===== Information provided

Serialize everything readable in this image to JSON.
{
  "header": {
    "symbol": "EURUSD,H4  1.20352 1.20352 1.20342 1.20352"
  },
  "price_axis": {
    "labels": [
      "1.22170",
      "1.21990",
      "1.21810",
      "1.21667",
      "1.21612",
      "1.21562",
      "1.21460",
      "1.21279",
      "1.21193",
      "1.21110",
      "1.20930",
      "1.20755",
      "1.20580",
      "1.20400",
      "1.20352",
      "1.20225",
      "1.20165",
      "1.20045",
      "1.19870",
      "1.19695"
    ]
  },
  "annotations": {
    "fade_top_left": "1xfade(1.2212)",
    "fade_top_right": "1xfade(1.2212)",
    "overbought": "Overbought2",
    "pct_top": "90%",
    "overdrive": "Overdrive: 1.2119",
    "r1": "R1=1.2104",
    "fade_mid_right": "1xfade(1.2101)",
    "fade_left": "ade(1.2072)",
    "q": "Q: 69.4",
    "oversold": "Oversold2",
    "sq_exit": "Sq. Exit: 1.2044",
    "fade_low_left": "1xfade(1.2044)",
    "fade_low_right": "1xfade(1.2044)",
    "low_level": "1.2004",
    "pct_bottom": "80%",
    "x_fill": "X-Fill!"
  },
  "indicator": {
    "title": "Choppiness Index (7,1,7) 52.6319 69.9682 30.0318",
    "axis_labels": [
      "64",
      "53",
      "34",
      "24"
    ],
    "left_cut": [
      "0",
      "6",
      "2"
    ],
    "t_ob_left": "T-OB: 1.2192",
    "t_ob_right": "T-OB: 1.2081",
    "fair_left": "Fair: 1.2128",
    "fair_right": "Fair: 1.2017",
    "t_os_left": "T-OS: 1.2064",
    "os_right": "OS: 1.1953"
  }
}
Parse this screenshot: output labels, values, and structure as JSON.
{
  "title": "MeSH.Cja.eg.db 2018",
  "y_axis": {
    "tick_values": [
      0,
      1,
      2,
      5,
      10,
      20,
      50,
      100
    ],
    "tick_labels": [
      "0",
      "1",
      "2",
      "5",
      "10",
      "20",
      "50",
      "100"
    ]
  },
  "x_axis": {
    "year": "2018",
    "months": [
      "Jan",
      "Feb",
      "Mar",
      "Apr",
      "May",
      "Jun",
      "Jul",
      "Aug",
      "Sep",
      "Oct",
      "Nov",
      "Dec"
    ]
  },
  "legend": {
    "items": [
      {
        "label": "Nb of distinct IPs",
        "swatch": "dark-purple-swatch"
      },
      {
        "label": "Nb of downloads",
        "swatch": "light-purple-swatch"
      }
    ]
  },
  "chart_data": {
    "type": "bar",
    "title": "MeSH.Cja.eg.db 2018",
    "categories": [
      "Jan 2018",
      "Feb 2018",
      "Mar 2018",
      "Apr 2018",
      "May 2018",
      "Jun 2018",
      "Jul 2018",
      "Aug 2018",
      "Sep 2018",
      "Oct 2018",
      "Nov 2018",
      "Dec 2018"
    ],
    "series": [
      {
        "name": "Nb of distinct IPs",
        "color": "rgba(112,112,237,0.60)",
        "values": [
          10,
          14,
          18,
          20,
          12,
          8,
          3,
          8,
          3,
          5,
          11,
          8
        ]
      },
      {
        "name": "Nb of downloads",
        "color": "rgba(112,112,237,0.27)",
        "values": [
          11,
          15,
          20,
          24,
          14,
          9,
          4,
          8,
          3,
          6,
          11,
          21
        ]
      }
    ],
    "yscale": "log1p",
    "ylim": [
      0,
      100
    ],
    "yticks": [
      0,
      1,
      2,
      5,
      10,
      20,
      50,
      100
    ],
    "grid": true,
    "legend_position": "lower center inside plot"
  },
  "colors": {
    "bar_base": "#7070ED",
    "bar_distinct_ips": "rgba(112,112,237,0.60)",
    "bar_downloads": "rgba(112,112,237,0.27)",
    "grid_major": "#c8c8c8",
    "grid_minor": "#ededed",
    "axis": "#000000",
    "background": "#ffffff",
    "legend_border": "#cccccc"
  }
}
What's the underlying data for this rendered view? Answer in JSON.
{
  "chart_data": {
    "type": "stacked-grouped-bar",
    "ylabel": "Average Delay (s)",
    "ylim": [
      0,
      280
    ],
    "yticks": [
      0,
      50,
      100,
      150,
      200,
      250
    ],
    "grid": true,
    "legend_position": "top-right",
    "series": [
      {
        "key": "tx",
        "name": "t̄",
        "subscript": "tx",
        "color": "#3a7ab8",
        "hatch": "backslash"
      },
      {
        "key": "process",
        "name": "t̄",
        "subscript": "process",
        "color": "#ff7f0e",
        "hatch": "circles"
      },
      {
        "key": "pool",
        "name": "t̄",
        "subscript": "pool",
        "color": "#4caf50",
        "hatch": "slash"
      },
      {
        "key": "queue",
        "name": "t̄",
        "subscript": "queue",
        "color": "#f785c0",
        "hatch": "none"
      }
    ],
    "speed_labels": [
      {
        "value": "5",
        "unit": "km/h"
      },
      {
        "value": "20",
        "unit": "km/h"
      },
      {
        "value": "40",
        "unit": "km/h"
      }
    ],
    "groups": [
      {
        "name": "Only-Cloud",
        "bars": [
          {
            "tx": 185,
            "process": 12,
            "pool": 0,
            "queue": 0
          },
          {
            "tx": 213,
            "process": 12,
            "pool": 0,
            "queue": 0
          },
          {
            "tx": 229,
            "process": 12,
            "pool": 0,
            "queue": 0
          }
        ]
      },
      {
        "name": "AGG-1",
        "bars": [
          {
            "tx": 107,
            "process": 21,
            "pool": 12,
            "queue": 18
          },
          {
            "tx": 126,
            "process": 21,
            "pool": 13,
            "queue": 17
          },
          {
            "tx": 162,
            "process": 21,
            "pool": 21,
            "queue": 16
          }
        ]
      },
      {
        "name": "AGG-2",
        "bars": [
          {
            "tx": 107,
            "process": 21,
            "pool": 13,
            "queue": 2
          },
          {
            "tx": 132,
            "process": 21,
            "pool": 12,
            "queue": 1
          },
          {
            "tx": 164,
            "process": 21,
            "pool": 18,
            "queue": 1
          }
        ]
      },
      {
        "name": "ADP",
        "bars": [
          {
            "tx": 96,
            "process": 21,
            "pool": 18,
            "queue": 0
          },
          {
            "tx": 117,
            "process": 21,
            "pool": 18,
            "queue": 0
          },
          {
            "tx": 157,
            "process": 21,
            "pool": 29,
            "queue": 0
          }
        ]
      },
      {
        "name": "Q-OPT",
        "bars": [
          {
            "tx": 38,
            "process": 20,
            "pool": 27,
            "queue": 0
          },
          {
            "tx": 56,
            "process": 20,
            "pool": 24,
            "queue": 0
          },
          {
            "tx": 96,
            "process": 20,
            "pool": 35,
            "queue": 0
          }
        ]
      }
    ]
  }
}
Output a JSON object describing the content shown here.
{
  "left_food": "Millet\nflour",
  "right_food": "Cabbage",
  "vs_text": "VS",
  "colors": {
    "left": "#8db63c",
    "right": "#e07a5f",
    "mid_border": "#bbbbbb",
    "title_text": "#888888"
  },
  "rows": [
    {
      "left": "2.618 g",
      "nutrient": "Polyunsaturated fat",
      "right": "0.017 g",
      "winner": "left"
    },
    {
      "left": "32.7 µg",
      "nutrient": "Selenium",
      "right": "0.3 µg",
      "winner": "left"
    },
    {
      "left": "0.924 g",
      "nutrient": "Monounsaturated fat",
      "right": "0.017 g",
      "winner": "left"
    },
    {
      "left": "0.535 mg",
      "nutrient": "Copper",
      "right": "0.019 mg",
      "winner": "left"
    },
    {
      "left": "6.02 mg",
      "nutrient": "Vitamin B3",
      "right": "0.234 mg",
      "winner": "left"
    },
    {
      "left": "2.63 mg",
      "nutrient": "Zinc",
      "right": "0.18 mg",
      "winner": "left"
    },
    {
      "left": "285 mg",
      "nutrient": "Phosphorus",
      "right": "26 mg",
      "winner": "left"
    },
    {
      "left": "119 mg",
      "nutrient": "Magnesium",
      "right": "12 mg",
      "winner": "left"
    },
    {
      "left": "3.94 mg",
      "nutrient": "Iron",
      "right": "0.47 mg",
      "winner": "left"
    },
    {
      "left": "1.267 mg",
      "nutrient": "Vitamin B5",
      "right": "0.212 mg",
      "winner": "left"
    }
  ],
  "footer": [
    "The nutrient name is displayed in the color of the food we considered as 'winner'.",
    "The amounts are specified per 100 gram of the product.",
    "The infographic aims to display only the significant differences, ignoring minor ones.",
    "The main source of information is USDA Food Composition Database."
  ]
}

==========

* **What you have to do**:
Count each line of the entries that holds the word "JSON", then state the total and nothing more.

* **Task answer**:
4